Provided information ::
***
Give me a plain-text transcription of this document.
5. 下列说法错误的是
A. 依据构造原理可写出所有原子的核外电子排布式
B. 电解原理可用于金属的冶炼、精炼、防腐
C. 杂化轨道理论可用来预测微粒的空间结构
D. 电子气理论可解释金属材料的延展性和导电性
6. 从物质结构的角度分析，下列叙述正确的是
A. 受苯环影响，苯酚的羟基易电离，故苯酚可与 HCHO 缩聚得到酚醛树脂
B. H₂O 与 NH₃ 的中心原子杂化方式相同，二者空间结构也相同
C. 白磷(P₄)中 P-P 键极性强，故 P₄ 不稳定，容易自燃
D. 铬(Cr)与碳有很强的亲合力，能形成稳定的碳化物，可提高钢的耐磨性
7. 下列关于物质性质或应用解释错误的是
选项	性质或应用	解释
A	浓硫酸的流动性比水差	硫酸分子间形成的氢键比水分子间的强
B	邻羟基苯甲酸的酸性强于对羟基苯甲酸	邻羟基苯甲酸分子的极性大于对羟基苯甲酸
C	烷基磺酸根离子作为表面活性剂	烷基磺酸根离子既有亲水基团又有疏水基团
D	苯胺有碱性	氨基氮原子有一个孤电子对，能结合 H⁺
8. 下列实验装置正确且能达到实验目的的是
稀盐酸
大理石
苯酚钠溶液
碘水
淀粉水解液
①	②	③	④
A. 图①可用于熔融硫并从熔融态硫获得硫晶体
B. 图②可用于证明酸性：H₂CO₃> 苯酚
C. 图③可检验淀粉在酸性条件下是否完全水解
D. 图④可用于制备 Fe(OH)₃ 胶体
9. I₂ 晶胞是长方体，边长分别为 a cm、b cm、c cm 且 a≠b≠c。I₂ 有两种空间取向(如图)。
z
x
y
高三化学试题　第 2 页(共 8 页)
***
Written instruction ::
Restate every entry word for word.

Correct answer ::
Give me a plain-text transcription of this document.
5. 下列说法错误的是
A. 依据构造原理可写出所有原子的核外电子排布式
B. 电解原理可用于金属的冶炼、精炼、防腐
C. 杂化轨道理论可用来预测微粒的空间结构
D. 电子气理论可解释金属材料的延展性和导电性
6. 从物质结构的角度分析，下列叙述正确的是
A. 受苯环影响，苯酚的羟基易电离，故苯酚可与 HCHO 缩聚得到酚醛树脂
B. H₂O 与 NH₃ 的中心原子杂化方式相同，二者空间结构也相同
C. 白磷(P₄)中 P-P 键极性强，故 P₄ 不稳定，容易自燃
D. 铬(Cr)与碳有很强的亲合力，能形成稳定的碳化物，可提高钢的耐磨性
7. 下列关于物质性质或应用解释错误的是
选项	性质或应用	解释
A	浓硫酸的流动性比水差	硫酸分子间形成的氢键比水分子间的强
B	邻羟基苯甲酸的酸性强于对羟基苯甲酸	邻羟基苯甲酸分子的极性大于对羟基苯甲酸
C	烷基磺酸根离子作为表面活性剂	烷基磺酸根离子既有亲水基团又有疏水基团
D	苯胺有碱性	氨基氮原子有一个孤电子对，能结合 H⁺
8. 下列实验装置正确且能达到实验目的的是
稀盐酸
大理石
苯酚钠溶液
碘水
淀粉水解液
①	②	③	④
A. 图①可用于熔融硫并从熔融态硫获得硫晶体
B. 图②可用于证明酸性：H₂CO₃> 苯酚
C. 图③可检验淀粉在酸性条件下是否完全水解
D. 图④可用于制备 Fe(OH)₃ 胶体
9. I₂ 晶胞是长方体，边长分别为 a cm、b cm、c cm 且 a≠b≠c。I₂ 有两种空间取向(如图)。
z
x
y
高三化学试题　第 2 页(共 8 页)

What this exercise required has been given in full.